(DATASET EXCERPTS)

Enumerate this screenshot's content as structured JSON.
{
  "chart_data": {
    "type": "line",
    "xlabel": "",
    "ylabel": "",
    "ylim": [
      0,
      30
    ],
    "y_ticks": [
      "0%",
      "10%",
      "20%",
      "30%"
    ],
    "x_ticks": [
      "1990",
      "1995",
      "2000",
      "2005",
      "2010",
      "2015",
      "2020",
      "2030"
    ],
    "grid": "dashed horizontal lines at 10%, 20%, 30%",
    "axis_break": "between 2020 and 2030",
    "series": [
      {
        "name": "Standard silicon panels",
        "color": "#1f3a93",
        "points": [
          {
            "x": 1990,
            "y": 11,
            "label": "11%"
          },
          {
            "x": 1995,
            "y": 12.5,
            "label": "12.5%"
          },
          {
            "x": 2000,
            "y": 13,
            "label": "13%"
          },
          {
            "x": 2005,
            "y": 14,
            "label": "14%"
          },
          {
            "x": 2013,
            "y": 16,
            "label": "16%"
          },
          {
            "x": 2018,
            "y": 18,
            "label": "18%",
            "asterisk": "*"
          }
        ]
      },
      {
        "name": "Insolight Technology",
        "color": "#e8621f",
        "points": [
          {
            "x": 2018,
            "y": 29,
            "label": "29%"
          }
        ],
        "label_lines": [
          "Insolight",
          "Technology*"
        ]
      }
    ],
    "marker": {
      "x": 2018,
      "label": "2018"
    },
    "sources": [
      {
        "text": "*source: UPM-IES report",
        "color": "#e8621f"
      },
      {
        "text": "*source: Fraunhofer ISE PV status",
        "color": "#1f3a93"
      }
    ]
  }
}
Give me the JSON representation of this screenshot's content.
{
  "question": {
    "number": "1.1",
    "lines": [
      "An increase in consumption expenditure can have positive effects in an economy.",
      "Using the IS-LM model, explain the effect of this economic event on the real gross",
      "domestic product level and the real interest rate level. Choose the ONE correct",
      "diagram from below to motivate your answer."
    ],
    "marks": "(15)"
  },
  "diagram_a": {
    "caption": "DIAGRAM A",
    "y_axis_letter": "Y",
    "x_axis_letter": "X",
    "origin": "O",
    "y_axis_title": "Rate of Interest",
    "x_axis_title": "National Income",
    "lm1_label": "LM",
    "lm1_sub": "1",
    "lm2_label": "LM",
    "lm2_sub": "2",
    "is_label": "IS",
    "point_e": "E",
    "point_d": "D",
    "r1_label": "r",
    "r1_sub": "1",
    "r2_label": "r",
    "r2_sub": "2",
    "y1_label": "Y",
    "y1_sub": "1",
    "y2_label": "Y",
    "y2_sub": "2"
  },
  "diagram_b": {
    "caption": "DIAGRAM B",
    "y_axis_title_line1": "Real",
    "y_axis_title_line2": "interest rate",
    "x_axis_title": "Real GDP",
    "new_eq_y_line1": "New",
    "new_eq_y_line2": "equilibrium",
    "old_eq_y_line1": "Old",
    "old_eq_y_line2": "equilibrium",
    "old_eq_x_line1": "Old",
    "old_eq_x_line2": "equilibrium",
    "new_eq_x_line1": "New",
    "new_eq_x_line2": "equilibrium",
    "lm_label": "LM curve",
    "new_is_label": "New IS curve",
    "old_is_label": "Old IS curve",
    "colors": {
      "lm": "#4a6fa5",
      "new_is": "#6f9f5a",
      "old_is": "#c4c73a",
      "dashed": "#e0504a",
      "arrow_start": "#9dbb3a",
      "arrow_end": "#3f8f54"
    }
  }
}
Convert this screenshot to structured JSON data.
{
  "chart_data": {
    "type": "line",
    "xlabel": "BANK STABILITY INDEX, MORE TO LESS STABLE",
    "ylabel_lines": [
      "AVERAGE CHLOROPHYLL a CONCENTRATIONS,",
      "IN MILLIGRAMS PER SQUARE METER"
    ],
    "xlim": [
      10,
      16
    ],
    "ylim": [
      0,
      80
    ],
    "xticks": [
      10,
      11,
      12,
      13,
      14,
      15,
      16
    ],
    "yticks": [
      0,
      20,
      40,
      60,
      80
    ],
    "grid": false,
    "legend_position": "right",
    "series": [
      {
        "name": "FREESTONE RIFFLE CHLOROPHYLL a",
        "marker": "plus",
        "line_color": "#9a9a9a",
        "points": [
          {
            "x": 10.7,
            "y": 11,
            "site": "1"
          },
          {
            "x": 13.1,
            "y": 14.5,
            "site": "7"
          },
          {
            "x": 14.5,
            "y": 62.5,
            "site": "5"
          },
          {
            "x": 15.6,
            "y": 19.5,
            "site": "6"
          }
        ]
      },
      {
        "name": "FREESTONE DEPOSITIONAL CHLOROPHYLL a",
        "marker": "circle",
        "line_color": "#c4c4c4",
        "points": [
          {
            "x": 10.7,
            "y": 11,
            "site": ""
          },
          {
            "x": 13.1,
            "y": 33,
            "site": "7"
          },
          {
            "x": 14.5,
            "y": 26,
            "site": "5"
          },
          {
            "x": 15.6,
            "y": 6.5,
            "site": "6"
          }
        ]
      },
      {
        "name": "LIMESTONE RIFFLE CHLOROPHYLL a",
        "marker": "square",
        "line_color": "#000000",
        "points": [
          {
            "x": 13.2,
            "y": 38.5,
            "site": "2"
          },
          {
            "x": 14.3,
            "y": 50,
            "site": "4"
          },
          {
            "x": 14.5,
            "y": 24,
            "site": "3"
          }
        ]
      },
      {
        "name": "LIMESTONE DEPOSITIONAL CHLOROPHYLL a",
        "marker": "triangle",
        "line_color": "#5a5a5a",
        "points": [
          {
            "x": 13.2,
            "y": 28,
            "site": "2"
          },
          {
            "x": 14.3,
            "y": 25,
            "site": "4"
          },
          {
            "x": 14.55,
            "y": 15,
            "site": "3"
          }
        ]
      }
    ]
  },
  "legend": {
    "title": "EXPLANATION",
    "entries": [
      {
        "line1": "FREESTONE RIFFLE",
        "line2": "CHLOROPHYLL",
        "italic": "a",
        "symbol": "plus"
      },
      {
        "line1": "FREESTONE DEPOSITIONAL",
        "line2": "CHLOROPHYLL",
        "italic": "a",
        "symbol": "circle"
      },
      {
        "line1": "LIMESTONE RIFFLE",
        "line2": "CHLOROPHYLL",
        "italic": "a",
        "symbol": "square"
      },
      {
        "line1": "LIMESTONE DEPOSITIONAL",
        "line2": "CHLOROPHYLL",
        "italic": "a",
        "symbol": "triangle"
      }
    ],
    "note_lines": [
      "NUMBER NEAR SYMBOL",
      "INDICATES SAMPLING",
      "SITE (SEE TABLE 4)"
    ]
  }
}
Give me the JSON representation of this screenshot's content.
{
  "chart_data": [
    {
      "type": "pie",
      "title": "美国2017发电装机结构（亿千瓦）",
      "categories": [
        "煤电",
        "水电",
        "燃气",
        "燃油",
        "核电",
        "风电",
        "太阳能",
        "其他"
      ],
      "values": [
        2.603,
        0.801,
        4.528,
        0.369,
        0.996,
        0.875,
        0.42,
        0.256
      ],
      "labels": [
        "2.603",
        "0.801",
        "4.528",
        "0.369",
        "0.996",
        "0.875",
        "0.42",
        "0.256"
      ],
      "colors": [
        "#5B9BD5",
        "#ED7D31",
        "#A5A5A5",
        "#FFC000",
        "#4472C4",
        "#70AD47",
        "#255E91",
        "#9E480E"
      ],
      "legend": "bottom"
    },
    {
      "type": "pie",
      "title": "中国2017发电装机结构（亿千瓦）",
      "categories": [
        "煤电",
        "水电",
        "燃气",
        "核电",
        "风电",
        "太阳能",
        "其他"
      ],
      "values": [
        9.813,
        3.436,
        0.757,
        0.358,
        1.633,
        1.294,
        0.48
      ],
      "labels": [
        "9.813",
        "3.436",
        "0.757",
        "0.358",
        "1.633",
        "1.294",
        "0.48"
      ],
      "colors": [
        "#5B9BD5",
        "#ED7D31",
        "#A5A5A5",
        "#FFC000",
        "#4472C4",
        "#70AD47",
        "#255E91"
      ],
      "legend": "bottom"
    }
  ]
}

(GIVEN PROBLEM)
From the records, copy every line that has the string "RIFFLE" in it.

(TASK RESULT)
        "name": "FREESTONE RIFFLE CHLOROPHYLL a",
        "name": "LIMESTONE RIFFLE CHLOROPHYLL a",
        "line1": "FREESTONE RIFFLE",
        "line1": "LIMESTONE RIFFLE",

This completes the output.